Available data -
◆ ◆ ◆ ◆ ◆
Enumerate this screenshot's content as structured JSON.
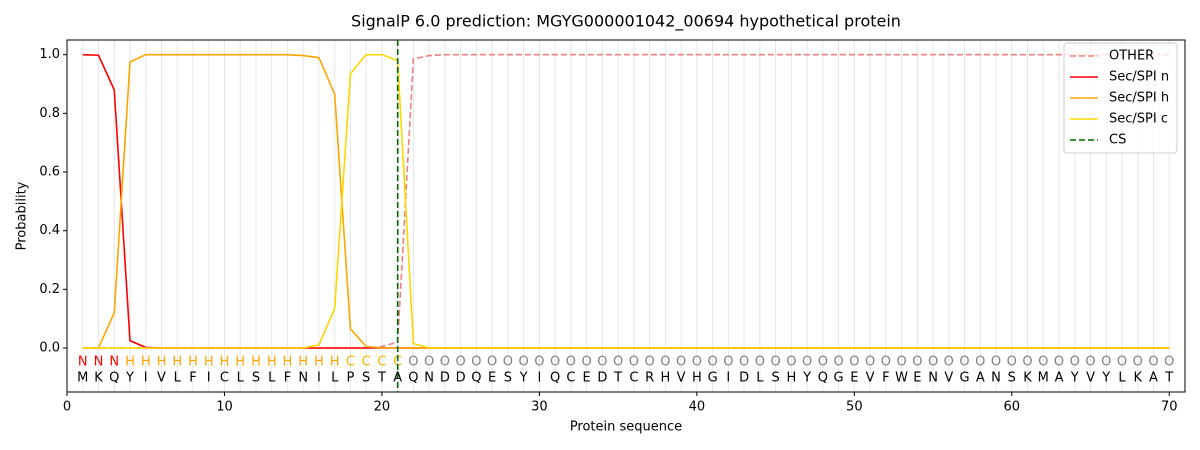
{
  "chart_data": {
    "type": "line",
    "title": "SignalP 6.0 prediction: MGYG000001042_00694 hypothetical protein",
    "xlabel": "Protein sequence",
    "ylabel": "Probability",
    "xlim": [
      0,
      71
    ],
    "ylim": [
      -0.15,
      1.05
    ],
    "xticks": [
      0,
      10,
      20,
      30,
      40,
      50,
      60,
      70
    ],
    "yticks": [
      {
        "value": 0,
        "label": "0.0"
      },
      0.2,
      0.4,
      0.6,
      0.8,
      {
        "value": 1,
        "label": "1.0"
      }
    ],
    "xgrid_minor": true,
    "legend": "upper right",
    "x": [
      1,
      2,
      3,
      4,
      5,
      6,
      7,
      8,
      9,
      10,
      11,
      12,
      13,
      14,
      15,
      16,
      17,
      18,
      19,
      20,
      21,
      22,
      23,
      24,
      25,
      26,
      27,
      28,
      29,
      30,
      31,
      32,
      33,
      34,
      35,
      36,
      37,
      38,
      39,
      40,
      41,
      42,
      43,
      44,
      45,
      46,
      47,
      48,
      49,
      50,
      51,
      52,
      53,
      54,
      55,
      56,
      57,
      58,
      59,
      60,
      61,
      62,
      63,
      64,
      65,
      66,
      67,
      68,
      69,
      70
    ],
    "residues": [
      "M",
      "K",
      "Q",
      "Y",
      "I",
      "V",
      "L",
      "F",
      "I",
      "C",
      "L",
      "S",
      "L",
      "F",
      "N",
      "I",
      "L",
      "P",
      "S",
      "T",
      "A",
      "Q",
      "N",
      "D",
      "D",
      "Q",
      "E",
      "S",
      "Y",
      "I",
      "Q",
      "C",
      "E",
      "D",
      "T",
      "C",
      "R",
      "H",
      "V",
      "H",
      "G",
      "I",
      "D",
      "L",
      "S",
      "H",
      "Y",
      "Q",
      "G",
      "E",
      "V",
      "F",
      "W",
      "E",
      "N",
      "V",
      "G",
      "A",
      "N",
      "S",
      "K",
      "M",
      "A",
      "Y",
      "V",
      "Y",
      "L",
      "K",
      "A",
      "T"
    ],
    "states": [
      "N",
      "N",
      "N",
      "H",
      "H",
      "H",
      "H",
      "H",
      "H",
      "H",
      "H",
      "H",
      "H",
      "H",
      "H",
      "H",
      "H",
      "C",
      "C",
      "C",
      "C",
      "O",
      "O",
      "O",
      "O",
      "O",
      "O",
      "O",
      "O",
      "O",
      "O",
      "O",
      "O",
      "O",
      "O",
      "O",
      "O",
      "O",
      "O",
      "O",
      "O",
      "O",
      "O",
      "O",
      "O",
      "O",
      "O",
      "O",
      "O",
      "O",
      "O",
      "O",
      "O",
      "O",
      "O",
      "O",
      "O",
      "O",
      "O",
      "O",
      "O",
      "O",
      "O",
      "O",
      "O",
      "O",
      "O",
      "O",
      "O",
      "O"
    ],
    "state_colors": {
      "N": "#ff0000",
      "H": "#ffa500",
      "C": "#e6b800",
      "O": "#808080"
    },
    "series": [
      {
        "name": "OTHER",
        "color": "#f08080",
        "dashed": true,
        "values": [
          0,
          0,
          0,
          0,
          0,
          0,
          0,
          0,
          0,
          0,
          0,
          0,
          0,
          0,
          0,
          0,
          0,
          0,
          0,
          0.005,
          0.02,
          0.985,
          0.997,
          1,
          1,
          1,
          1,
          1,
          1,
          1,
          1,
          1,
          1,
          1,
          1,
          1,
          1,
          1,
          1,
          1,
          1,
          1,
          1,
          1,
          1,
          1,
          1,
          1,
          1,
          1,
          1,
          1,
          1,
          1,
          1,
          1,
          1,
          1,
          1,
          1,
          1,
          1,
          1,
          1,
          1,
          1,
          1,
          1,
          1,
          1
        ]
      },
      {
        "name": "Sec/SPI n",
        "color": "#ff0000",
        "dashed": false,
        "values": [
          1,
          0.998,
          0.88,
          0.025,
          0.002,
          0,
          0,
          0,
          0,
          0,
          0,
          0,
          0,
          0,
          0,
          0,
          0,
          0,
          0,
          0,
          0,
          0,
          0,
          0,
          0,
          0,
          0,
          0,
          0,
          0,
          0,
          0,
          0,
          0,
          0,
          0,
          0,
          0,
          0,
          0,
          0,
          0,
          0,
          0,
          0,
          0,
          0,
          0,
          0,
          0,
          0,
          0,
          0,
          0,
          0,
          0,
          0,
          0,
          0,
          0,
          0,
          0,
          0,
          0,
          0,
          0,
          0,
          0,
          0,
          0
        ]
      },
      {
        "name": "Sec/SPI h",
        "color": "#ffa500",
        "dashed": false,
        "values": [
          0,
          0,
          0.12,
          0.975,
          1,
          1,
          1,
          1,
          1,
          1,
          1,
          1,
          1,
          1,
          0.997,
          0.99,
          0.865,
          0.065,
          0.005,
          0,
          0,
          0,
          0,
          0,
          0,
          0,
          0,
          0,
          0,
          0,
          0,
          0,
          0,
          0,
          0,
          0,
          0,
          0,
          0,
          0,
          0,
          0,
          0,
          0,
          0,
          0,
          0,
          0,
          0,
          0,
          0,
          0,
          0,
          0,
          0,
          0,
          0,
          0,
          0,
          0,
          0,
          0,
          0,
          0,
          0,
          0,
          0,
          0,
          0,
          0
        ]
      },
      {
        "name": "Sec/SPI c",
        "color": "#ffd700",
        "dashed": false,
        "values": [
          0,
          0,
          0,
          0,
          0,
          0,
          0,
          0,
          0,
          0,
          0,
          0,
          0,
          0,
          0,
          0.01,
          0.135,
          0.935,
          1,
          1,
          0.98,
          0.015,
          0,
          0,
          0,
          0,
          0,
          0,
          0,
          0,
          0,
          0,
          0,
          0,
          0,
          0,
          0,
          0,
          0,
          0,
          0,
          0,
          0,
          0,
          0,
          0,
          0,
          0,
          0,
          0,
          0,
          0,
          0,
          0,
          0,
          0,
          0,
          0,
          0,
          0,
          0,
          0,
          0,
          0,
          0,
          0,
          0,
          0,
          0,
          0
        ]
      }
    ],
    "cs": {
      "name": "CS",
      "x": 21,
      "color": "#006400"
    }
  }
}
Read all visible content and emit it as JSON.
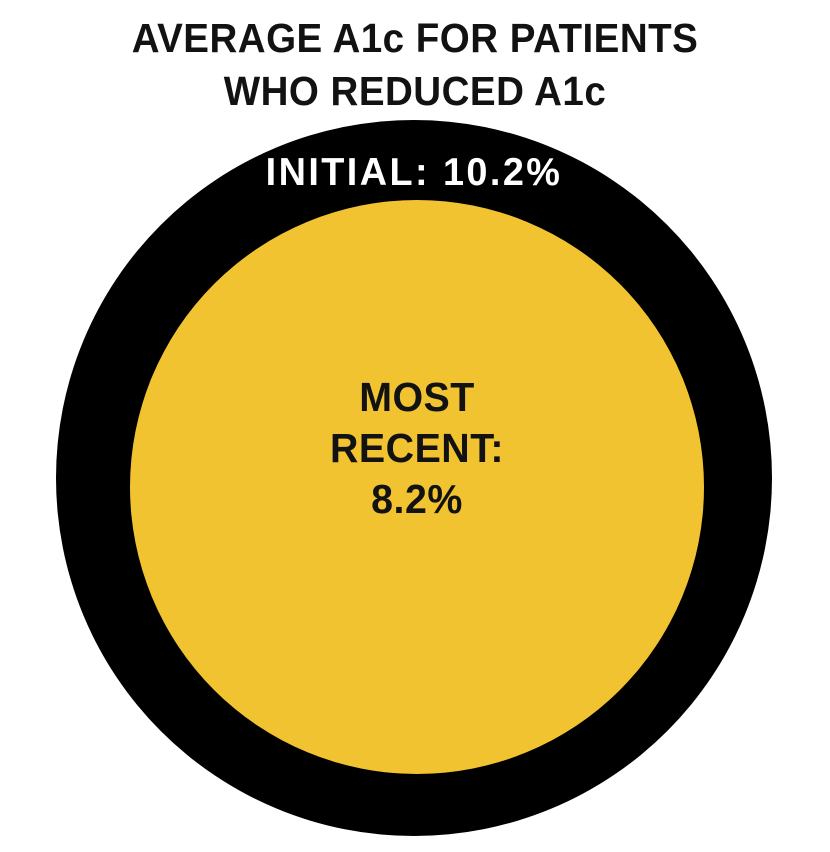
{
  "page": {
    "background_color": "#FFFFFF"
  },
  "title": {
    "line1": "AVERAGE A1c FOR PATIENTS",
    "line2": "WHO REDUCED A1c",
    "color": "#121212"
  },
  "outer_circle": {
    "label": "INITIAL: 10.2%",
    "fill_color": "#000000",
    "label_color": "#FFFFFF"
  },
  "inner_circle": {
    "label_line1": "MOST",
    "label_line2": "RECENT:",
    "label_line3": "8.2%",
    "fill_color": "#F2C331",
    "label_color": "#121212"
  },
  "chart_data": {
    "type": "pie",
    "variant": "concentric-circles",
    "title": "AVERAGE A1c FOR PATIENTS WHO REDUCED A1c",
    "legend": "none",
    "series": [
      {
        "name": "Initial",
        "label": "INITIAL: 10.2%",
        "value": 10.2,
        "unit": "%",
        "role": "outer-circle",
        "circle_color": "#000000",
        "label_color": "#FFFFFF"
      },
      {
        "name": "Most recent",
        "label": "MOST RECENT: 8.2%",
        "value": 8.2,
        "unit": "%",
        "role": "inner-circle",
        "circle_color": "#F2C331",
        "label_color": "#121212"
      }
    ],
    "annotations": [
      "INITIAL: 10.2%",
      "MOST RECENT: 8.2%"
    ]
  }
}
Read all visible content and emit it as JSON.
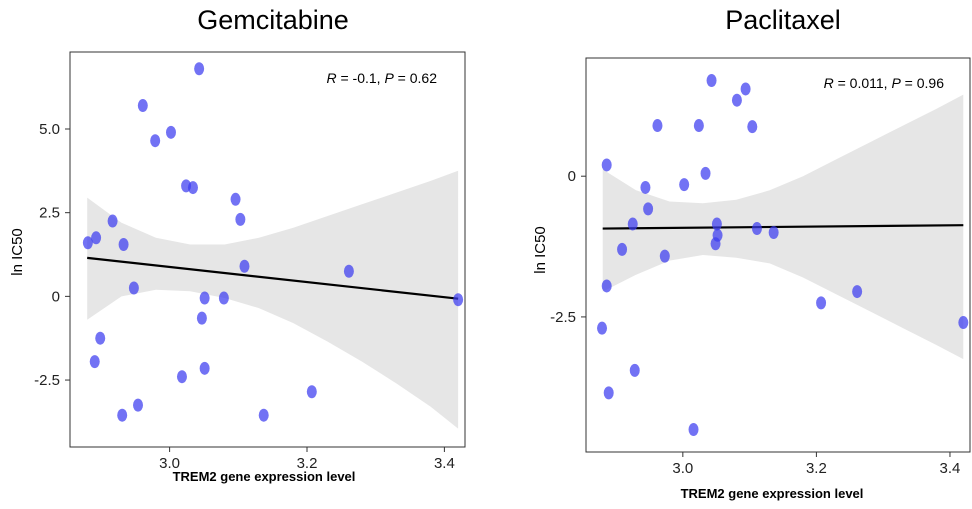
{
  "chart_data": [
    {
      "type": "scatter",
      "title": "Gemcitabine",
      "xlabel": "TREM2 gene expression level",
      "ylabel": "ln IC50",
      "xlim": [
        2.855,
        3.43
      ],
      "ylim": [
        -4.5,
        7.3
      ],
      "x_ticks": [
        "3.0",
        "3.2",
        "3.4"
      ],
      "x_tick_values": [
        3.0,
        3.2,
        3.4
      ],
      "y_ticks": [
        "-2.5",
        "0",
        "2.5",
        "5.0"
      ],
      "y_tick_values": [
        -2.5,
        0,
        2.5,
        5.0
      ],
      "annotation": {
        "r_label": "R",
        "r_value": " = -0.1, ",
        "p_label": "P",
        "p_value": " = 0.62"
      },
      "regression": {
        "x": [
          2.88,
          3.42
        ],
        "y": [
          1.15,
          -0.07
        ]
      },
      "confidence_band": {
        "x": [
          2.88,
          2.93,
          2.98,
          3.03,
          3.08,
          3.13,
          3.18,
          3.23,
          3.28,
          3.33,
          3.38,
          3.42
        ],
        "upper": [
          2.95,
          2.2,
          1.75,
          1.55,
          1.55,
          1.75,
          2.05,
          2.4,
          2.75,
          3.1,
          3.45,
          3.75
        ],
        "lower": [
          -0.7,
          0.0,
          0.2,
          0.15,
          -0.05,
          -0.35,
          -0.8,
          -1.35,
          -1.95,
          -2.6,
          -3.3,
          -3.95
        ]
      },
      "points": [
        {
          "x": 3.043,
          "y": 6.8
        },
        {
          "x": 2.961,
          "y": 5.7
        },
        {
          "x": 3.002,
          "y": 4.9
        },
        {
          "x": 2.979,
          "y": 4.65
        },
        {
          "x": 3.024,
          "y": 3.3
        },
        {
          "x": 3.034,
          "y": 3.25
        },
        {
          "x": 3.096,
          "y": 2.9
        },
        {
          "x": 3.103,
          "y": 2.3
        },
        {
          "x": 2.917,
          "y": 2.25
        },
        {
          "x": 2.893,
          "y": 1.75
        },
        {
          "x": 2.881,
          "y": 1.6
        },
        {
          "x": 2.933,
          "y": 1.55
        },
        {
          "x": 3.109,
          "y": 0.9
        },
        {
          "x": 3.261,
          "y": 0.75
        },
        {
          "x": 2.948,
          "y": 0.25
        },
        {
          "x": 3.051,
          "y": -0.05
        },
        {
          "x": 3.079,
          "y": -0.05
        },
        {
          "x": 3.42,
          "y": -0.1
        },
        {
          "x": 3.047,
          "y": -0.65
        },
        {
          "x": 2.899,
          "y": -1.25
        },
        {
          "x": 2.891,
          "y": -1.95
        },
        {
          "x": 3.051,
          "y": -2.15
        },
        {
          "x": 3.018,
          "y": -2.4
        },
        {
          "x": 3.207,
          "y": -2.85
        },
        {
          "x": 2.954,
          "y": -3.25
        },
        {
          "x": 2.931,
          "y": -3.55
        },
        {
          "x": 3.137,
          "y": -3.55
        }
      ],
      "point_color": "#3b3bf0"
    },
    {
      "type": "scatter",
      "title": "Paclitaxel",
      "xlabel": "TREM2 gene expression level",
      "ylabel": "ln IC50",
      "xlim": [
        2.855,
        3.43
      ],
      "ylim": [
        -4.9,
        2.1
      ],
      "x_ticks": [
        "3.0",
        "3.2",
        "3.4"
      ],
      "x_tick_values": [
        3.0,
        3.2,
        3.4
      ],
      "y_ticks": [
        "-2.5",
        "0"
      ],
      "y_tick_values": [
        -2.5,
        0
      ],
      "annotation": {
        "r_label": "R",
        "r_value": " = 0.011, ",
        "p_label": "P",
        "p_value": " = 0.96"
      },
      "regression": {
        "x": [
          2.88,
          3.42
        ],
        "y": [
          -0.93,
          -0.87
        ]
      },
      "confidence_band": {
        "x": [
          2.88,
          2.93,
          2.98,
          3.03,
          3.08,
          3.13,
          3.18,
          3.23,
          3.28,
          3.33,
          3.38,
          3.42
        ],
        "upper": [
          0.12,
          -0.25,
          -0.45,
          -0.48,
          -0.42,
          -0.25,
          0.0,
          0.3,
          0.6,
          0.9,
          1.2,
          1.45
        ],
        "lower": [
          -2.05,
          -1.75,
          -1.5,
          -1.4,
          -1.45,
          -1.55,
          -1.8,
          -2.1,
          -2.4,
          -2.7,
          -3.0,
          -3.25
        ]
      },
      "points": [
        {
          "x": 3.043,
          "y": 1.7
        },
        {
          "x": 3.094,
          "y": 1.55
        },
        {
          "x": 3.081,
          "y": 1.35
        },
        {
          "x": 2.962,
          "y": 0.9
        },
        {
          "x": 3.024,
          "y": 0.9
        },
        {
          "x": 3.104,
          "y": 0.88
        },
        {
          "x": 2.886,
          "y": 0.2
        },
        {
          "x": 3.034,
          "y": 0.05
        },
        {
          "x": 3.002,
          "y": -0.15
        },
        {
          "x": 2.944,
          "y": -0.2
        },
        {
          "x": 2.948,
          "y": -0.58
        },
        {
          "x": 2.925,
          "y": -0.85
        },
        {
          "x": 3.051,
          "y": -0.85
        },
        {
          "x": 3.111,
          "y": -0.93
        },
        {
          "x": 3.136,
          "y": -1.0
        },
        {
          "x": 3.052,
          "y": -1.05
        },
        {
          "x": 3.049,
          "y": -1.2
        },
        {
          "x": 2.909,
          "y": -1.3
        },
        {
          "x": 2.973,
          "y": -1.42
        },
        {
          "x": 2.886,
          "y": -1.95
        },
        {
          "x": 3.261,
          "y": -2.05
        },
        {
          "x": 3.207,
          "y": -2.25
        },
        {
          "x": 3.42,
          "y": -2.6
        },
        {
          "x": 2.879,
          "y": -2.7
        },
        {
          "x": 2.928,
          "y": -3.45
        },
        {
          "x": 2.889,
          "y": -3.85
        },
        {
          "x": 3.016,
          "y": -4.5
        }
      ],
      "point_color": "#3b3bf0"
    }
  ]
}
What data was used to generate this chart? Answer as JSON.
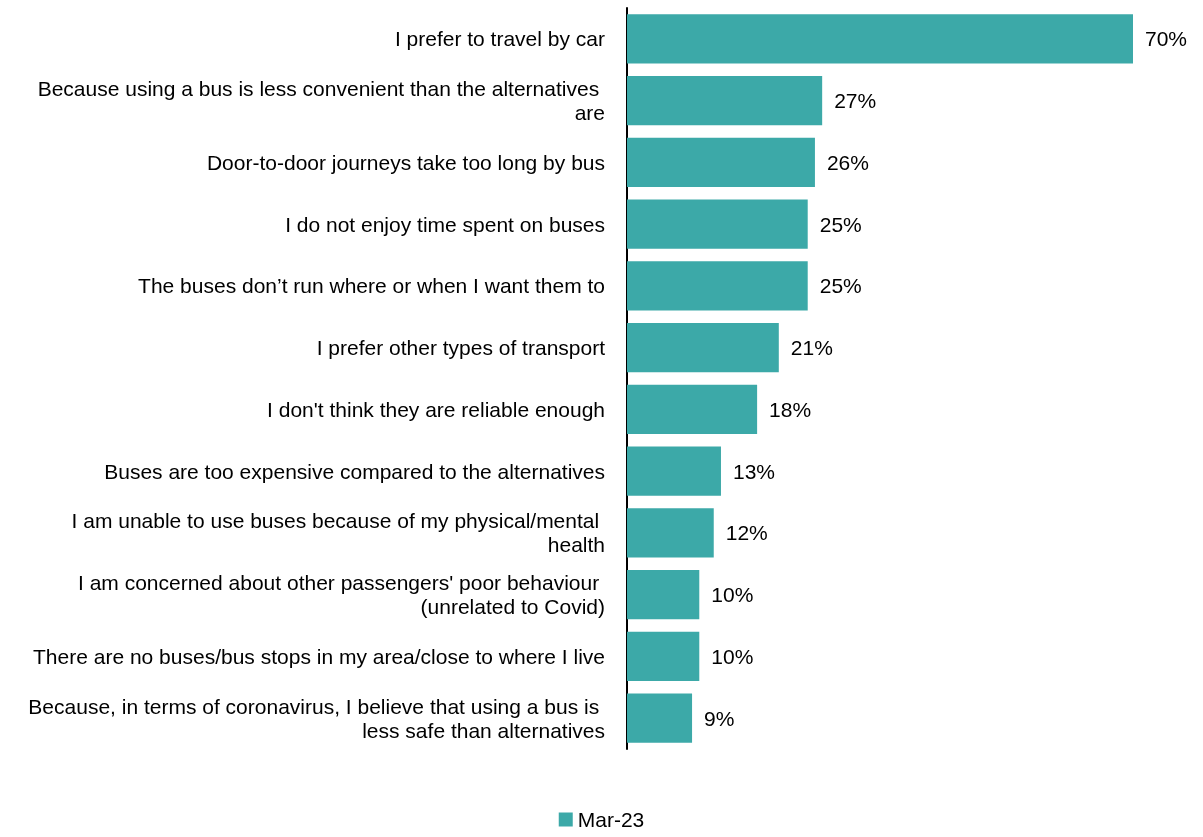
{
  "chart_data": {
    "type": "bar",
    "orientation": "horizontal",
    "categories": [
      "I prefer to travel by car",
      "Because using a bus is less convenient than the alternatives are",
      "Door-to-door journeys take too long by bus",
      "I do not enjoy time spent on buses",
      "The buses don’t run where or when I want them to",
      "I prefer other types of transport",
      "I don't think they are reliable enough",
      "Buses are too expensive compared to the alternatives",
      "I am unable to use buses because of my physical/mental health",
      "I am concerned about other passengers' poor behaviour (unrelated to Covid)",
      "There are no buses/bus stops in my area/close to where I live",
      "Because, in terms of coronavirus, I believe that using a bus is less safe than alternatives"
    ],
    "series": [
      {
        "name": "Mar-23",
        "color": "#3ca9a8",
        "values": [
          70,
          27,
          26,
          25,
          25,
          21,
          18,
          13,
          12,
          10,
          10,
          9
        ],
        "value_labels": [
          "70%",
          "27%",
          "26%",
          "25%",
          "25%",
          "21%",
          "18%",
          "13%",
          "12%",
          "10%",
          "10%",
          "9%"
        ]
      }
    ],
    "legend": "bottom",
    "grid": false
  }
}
◆ ◆ ◆ ◆ ◆
Problem to solve - Work out how many lines in the data above contain the word "PATIENTS" and respond with that number only.

Output below - 2